**Task statement**
Search the material for the word "color" and copy each line that holds it.

**Records from a collection of figures**
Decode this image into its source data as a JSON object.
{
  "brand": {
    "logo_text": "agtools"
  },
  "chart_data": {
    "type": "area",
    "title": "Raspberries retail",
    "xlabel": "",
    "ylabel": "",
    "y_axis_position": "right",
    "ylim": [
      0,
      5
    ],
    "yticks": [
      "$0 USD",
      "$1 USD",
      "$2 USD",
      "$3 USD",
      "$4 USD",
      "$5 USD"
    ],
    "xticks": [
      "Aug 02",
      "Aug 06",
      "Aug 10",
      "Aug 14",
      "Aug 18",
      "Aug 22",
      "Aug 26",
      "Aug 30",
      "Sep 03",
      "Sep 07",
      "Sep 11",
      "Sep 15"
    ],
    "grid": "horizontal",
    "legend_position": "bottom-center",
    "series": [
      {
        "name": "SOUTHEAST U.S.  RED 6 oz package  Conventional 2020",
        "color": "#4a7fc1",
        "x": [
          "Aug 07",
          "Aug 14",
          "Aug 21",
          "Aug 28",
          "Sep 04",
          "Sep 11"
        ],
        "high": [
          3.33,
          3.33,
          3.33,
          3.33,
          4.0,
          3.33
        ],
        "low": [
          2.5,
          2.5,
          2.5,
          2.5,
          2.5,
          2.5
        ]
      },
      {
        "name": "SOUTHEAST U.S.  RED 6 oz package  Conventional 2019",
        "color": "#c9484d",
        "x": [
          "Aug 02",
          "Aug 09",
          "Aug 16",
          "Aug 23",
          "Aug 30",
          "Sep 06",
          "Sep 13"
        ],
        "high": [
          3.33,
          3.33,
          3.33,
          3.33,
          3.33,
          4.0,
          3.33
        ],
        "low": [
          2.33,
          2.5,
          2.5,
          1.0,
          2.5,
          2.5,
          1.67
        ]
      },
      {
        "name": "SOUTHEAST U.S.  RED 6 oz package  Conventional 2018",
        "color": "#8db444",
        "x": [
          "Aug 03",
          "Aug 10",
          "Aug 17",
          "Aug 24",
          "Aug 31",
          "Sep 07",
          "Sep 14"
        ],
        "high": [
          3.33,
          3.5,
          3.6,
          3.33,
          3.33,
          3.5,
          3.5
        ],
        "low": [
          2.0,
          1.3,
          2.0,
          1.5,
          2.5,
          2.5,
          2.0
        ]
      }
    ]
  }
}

**Task solution**
        "color": "#4a7fc1",
        "color": "#c9484d",
        "color": "#8db444",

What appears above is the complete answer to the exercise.